* Exercise details
Using the data below, copy each line that includes the word "shoreline".

* Dataset content
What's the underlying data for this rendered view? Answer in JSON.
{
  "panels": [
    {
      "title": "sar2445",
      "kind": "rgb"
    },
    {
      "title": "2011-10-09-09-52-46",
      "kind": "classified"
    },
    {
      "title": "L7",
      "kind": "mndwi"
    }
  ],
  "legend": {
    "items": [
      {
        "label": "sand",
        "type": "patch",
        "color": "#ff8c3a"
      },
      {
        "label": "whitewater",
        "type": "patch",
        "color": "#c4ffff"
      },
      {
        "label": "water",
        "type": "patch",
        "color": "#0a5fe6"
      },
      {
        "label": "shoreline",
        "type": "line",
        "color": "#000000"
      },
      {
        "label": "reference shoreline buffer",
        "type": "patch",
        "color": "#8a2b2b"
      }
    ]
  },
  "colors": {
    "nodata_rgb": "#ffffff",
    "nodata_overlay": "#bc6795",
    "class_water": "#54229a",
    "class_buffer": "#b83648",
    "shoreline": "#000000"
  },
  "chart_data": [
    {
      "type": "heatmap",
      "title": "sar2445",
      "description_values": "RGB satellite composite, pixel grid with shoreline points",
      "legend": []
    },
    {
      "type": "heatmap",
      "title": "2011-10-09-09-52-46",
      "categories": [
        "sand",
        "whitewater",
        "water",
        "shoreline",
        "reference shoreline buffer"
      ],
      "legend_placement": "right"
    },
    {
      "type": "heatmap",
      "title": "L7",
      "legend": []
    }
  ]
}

* Correct output
        "label": "shoreline",
        "label": "reference shoreline buffer",
    "shoreline": "#000000"
      "description_values": "RGB satellite composite, pixel grid with shoreline points",
        "shoreline",
        "reference shoreline buffer"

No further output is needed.